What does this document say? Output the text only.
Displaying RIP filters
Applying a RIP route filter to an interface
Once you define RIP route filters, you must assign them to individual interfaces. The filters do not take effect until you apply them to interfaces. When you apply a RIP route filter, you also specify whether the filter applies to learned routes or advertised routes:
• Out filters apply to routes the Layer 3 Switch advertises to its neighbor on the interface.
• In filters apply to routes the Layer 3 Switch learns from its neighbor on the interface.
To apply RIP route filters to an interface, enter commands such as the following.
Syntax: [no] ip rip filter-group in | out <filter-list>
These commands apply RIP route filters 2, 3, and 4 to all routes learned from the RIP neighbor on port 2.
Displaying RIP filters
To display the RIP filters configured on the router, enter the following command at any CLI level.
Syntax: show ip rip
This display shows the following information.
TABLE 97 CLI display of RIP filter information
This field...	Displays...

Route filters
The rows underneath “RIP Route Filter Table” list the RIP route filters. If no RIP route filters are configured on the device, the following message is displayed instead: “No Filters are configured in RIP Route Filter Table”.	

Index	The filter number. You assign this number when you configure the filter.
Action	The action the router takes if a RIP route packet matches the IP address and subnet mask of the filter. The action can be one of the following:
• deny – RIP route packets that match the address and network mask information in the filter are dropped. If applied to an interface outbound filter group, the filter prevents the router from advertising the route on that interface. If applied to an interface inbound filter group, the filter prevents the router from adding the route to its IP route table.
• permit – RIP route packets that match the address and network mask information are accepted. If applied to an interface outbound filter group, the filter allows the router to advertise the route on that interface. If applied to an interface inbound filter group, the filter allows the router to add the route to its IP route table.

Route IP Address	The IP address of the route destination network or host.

--- GIVEN REQUEST ---
Working from the material above, retype it in its entirety without change.

--- EXERCISE RESPONSE ---
What does this document say? Output the text only.
Displaying RIP filters
Applying a RIP route filter to an interface
Once you define RIP route filters, you must assign them to individual interfaces. The filters do not take effect until you apply them to interfaces. When you apply a RIP route filter, you also specify whether the filter applies to learned routes or advertised routes:
• Out filters apply to routes the Layer 3 Switch advertises to its neighbor on the interface.
• In filters apply to routes the Layer 3 Switch learns from its neighbor on the interface.
To apply RIP route filters to an interface, enter commands such as the following.
Syntax: [no] ip rip filter-group in | out <filter-list>
These commands apply RIP route filters 2, 3, and 4 to all routes learned from the RIP neighbor on port 2.
Displaying RIP filters
To display the RIP filters configured on the router, enter the following command at any CLI level.
Syntax: show ip rip
This display shows the following information.
TABLE 97 CLI display of RIP filter information
This field...	Displays...

Route filters
The rows underneath “RIP Route Filter Table” list the RIP route filters. If no RIP route filters are configured on the device, the following message is displayed instead: “No Filters are configured in RIP Route Filter Table”.	

Index	The filter number. You assign this number when you configure the filter.
Action	The action the router takes if a RIP route packet matches the IP address and subnet mask of the filter. The action can be one of the following:
• deny – RIP route packets that match the address and network mask information in the filter are dropped. If applied to an interface outbound filter group, the filter prevents the router from advertising the route on that interface. If applied to an interface inbound filter group, the filter prevents the router from adding the route to its IP route table.
• permit – RIP route packets that match the address and network mask information are accepted. If applied to an interface outbound filter group, the filter allows the router to advertise the route on that interface. If applied to an interface inbound filter group, the filter allows the router to add the route to its IP route table.

Route IP Address	The IP address of the route destination network or host.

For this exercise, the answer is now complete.